### TASK DETAILS
Pick out the lines below that include the string "यतकर".

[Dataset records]
>>>

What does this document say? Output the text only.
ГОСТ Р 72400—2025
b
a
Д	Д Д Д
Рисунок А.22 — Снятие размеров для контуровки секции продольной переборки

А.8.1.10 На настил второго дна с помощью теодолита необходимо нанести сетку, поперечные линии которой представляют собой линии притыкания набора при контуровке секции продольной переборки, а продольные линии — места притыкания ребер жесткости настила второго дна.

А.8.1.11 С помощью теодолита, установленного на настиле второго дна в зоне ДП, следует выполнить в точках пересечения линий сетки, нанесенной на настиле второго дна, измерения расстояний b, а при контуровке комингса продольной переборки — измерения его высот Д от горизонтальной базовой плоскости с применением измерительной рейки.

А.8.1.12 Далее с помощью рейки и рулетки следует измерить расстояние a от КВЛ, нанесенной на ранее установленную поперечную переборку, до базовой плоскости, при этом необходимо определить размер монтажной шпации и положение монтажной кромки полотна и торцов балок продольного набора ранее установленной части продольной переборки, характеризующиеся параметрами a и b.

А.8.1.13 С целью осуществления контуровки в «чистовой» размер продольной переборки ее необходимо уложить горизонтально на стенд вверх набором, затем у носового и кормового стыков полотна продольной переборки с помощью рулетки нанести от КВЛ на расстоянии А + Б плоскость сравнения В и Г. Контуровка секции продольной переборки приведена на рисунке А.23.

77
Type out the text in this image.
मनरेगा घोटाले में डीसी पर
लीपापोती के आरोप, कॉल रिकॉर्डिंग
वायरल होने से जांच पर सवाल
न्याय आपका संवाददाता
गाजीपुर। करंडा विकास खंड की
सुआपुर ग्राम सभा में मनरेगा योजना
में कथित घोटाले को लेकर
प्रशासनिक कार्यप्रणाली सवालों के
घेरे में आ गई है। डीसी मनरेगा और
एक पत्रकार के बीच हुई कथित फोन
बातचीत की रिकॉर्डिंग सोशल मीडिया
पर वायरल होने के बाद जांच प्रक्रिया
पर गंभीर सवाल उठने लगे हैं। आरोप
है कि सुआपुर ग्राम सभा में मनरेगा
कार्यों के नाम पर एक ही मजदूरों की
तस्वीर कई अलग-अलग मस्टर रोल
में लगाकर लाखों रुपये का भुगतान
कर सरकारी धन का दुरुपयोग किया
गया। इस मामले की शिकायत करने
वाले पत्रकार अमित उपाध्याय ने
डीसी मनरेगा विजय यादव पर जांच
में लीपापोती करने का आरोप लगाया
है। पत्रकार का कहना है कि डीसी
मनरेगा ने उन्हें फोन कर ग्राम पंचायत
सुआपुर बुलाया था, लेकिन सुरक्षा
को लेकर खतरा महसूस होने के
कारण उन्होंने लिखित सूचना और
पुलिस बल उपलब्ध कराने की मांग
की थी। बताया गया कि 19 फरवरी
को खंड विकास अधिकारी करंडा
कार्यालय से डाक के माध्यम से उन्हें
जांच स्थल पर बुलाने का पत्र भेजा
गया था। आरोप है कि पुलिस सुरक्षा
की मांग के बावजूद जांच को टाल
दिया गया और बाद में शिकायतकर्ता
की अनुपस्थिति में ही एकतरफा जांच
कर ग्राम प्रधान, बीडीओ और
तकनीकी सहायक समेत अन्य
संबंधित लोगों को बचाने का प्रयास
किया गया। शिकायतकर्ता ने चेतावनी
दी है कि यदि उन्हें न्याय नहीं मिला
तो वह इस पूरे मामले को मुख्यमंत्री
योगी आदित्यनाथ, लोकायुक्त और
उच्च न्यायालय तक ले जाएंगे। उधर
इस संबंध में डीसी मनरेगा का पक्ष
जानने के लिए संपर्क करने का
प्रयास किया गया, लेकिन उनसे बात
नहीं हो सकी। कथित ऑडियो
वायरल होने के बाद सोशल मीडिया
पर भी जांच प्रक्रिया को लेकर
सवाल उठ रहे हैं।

<<<

### COMPLETE OUTPUT
दिया गया और बाद में शिकायतकर्ता
किया गया। शिकायतकर्ता ने चेतावनी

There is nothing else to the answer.